■ The task ■
Give back the full material, exactly as it reads.
[BEGIN Input records]
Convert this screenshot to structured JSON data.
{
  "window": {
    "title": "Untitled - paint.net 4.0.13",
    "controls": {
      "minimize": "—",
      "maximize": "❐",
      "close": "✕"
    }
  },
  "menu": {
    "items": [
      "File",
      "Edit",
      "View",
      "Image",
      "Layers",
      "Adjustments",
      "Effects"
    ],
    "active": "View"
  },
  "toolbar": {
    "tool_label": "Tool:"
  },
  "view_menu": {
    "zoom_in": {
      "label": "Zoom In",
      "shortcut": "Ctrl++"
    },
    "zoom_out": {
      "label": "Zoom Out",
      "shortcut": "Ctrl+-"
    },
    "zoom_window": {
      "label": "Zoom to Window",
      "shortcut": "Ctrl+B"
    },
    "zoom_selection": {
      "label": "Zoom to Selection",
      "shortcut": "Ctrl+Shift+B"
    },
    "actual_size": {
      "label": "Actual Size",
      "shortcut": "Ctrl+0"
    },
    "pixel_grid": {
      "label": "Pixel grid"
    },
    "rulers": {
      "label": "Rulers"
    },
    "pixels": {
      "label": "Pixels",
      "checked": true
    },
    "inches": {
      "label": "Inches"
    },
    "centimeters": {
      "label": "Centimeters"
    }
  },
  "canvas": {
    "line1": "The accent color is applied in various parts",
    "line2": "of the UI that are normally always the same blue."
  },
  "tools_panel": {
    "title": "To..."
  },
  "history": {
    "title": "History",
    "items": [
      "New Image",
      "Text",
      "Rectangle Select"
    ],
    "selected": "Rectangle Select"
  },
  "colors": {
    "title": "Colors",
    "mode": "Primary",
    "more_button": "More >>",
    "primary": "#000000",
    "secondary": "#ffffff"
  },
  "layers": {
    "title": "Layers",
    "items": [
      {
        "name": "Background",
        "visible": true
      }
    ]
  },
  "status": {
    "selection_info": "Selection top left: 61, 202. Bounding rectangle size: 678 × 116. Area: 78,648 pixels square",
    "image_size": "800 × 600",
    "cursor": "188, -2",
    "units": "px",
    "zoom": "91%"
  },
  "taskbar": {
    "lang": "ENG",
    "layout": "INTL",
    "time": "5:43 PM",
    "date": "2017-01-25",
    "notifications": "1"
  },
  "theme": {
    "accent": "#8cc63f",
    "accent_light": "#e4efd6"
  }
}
[END Input records]
■ Exercise answer ■
Convert this screenshot to structured JSON data.
{
  "window": {
    "title": "Untitled - paint.net 4.0.13",
    "controls": {
      "minimize": "—",
      "maximize": "❐",
      "close": "✕"
    }
  },
  "menu": {
    "items": [
      "File",
      "Edit",
      "View",
      "Image",
      "Layers",
      "Adjustments",
      "Effects"
    ],
    "active": "View"
  },
  "toolbar": {
    "tool_label": "Tool:"
  },
  "view_menu": {
    "zoom_in": {
      "label": "Zoom In",
      "shortcut": "Ctrl++"
    },
    "zoom_out": {
      "label": "Zoom Out",
      "shortcut": "Ctrl+-"
    },
    "zoom_window": {
      "label": "Zoom to Window",
      "shortcut": "Ctrl+B"
    },
    "zoom_selection": {
      "label": "Zoom to Selection",
      "shortcut": "Ctrl+Shift+B"
    },
    "actual_size": {
      "label": "Actual Size",
      "shortcut": "Ctrl+0"
    },
    "pixel_grid": {
      "label": "Pixel grid"
    },
    "rulers": {
      "label": "Rulers"
    },
    "pixels": {
      "label": "Pixels",
      "checked": true
    },
    "inches": {
      "label": "Inches"
    },
    "centimeters": {
      "label": "Centimeters"
    }
  },
  "canvas": {
    "line1": "The accent color is applied in various parts",
    "line2": "of the UI that are normally always the same blue."
  },
  "tools_panel": {
    "title": "To..."
  },
  "history": {
    "title": "History",
    "items": [
      "New Image",
      "Text",
      "Rectangle Select"
    ],
    "selected": "Rectangle Select"
  },
  "colors": {
    "title": "Colors",
    "mode": "Primary",
    "more_button": "More >>",
    "primary": "#000000",
    "secondary": "#ffffff"
  },
  "layers": {
    "title": "Layers",
    "items": [
      {
        "name": "Background",
        "visible": true
      }
    ]
  },
  "status": {
    "selection_info": "Selection top left: 61, 202. Bounding rectangle size: 678 × 116. Area: 78,648 pixels square",
    "image_size": "800 × 600",
    "cursor": "188, -2",
    "units": "px",
    "zoom": "91%"
  },
  "taskbar": {
    "lang": "ENG",
    "layout": "INTL",
    "time": "5:43 PM",
    "date": "2017-01-25",
    "notifications": "1"
  },
  "theme": {
    "accent": "#8cc63f",
    "accent_light": "#e4efd6"
  }
}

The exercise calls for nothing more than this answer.